→ **RECORDS PROVIDED**:
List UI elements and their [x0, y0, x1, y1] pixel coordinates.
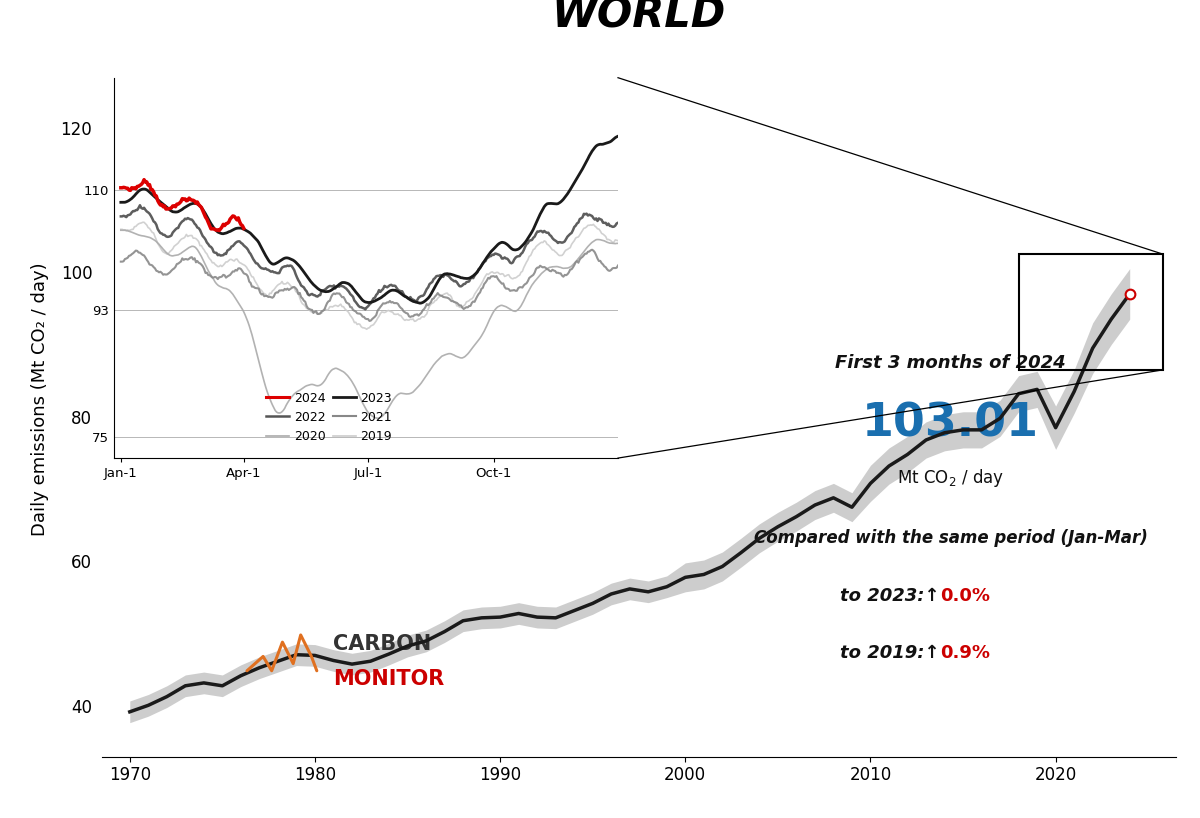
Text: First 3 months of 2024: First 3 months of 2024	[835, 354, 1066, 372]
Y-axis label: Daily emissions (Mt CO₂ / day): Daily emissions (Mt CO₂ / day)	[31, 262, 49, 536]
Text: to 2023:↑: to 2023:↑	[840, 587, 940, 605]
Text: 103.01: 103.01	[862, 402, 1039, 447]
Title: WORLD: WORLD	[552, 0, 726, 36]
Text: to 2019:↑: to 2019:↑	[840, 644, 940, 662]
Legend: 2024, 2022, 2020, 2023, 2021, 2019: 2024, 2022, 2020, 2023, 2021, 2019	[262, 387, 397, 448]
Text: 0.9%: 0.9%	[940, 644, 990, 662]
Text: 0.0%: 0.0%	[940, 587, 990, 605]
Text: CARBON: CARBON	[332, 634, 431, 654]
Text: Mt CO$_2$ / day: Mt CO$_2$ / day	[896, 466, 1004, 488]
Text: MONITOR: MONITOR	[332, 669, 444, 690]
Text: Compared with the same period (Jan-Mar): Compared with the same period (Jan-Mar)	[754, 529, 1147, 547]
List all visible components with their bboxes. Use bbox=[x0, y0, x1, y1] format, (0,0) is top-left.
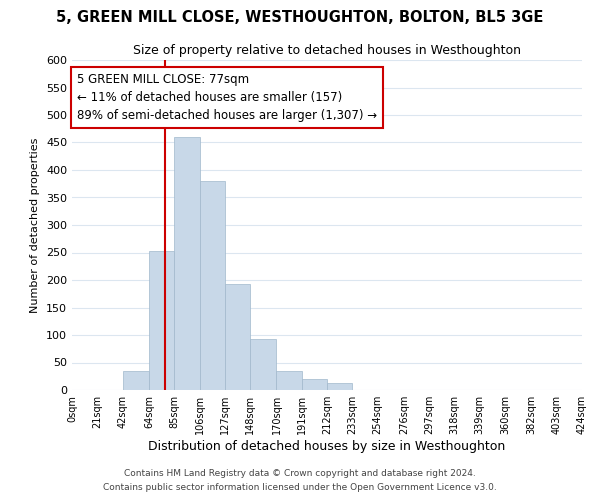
==
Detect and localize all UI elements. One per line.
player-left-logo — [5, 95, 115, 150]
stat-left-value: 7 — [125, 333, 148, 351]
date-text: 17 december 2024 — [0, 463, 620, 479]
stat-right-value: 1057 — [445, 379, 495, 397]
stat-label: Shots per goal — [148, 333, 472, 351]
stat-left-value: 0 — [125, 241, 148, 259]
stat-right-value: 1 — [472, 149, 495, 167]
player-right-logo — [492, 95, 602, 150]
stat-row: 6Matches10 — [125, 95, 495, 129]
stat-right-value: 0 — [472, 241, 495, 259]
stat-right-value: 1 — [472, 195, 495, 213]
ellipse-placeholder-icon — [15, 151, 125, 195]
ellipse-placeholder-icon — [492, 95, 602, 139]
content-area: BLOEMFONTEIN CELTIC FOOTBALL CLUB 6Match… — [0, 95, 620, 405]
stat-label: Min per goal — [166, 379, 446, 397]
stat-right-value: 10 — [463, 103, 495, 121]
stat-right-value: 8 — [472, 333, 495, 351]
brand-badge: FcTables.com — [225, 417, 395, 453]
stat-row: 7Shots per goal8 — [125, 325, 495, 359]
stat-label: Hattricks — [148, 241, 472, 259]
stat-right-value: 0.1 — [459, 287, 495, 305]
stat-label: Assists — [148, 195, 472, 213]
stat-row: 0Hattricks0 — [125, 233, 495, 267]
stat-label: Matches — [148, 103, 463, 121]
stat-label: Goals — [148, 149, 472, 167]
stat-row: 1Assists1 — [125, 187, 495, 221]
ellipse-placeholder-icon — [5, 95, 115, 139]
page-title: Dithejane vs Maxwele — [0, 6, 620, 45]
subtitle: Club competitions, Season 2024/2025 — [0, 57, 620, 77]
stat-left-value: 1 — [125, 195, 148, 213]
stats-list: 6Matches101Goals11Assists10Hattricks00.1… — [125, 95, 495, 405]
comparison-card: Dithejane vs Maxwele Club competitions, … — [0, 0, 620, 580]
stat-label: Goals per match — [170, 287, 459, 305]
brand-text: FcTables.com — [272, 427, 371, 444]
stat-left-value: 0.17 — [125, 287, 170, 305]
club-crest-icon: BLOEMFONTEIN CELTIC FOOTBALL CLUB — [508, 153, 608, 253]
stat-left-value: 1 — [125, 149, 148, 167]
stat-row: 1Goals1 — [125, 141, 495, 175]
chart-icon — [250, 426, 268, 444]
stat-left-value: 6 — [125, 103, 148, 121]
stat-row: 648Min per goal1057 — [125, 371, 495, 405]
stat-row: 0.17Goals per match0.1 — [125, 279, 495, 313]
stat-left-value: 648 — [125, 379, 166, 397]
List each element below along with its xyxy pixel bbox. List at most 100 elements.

→ **EXERCISE INSTRUCTIONS**:
Copy out every line from the one containing "List UI elements" down to the one containing "0, 726, 36]", both included, without the pictures.

→ **PROBLEM SOLUTION**:
List UI elements and their [x0, y0, x1, y1] pixel coordinates.
Text: First 3 months of 2024: First 3 months of 2024	[835, 354, 1066, 372]
Y-axis label: Daily emissions (Mt CO₂ / day): Daily emissions (Mt CO₂ / day)	[31, 262, 49, 536]
Text: to 2023:↑: to 2023:↑	[840, 587, 940, 605]
Text: 103.01: 103.01	[862, 402, 1039, 447]
Title: WORLD: WORLD	[552, 0, 726, 36]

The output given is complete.